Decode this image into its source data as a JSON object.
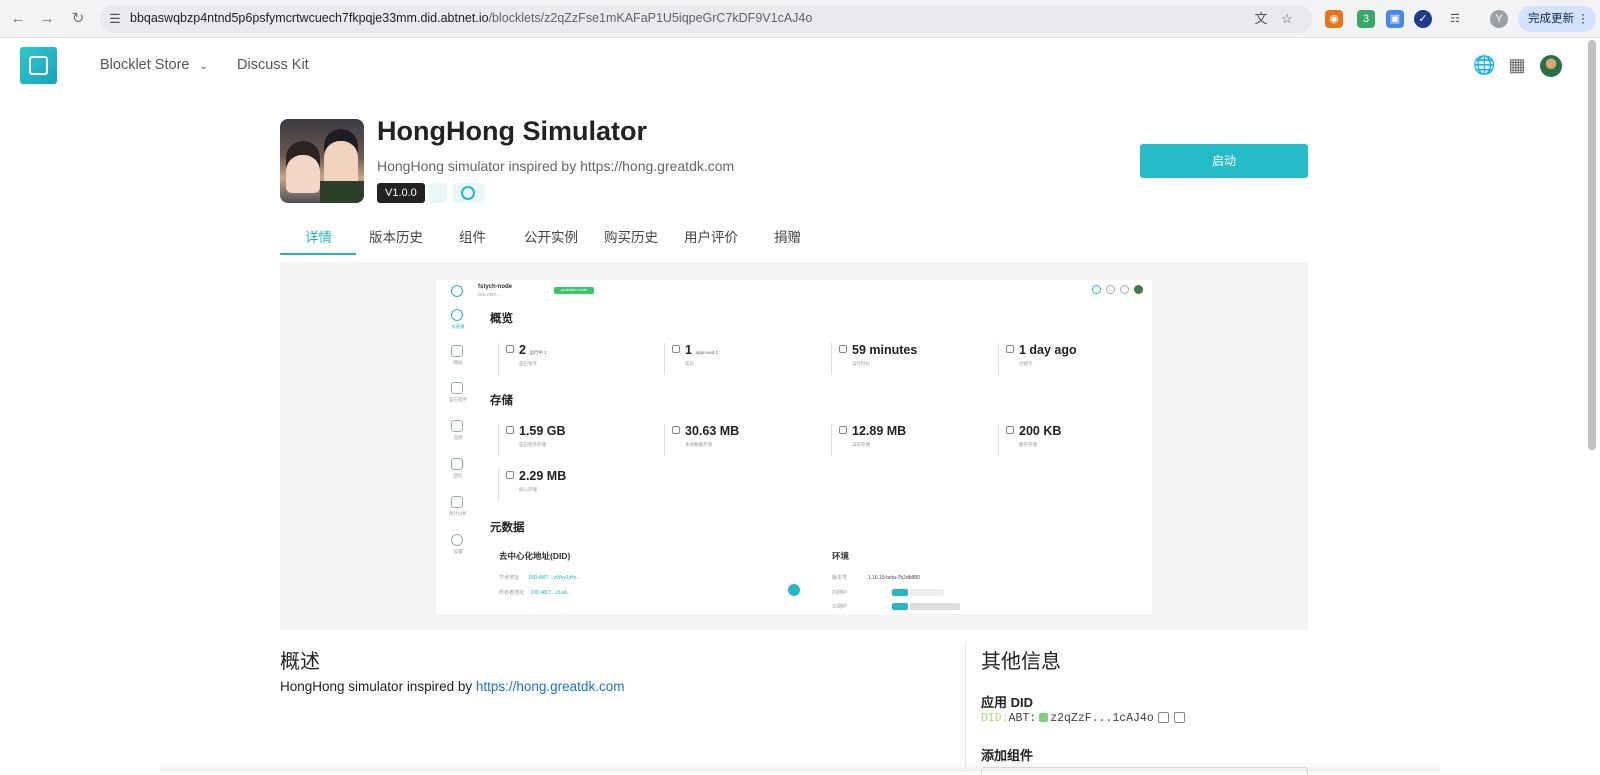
{
  "browser": {
    "url_host": "bbqaswqbzp4ntnd5p6psfymcrtwcuech7fkpqje33mm.did.abtnet.io",
    "url_path": "/blocklets/z2qZzFse1mKAFaP1U5iqpeGrC7kDF9V1cAJ4o",
    "profile_initial": "Y",
    "extension_badge": "3",
    "update_label": "完成更新"
  },
  "header": {
    "nav": [
      "Blocklet Store",
      "Discuss Kit"
    ]
  },
  "product": {
    "title": "HongHong Simulator",
    "subtitle": "HongHong simulator inspired by https://hong.greatdk.com",
    "version": "V1.0.0",
    "launch_label": "启动"
  },
  "tabs": [
    "详情",
    "版本历史",
    "组件",
    "公开实例",
    "购买历史",
    "用户评价",
    "捐赠"
  ],
  "screenshot": {
    "app_name": "fstych-node",
    "app_did": "DID:ABT:...",
    "badge": "production mode",
    "section_overview": "概览",
    "section_storage": "存储",
    "section_meta": "元数据",
    "stats": [
      {
        "value": "2",
        "unit": "运行中 1",
        "label": "蓝石程序"
      },
      {
        "value": "1",
        "unit": "approved 1",
        "label": "成员"
      },
      {
        "value": "59 minutes",
        "unit": "",
        "label": "运行时长"
      },
      {
        "value": "1 day ago",
        "unit": "",
        "label": "创建于"
      }
    ],
    "storage": [
      {
        "value": "1.59 GB",
        "label": "蓝石程序存储"
      },
      {
        "value": "30.63 MB",
        "label": "本地数据存储"
      },
      {
        "value": "12.89 MB",
        "label": "日志存储"
      },
      {
        "value": "200 KB",
        "label": "缓存存储"
      },
      {
        "value": "2.29 MB",
        "label": "核心存储"
      }
    ],
    "meta_did_title": "去中心化地址(DID)",
    "meta_env_title": "环境",
    "meta_rows": [
      {
        "label": "节点地址",
        "value": "DID:ABT:...zWoy1jHe..."
      },
      {
        "label": "所有者地址",
        "value": "DID:ABT:...z1aA..."
      }
    ],
    "env_rows": [
      {
        "label": "版本号",
        "value": "1.16.19-beta-7b2db880"
      },
      {
        "label": "内网IP",
        "value": ""
      },
      {
        "label": "公网IP",
        "value": ""
      }
    ],
    "side_labels": [
      "仪表盘",
      "网站",
      "蓝石程序",
      "品牌",
      "团队",
      "统计分析",
      "设置"
    ]
  },
  "overview": {
    "title": "概述",
    "text": "HongHong simulator inspired by ",
    "link": "https://hong.greatdk.com"
  },
  "other_info": {
    "title": "其他信息",
    "did_label": "应用 DID",
    "did_prefix": "DID:",
    "did_value": "ABT:",
    "did_short": "z2qZzF...1cAJ4o",
    "add_component_label": "添加组件"
  }
}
·····
### What you will do
From the listing above, pick out every line containing "inspired".

### The output
    "subtitle": "HongHong simulator inspired by https://hong.greatdk.com",
    "text": "HongHong simulator inspired by ",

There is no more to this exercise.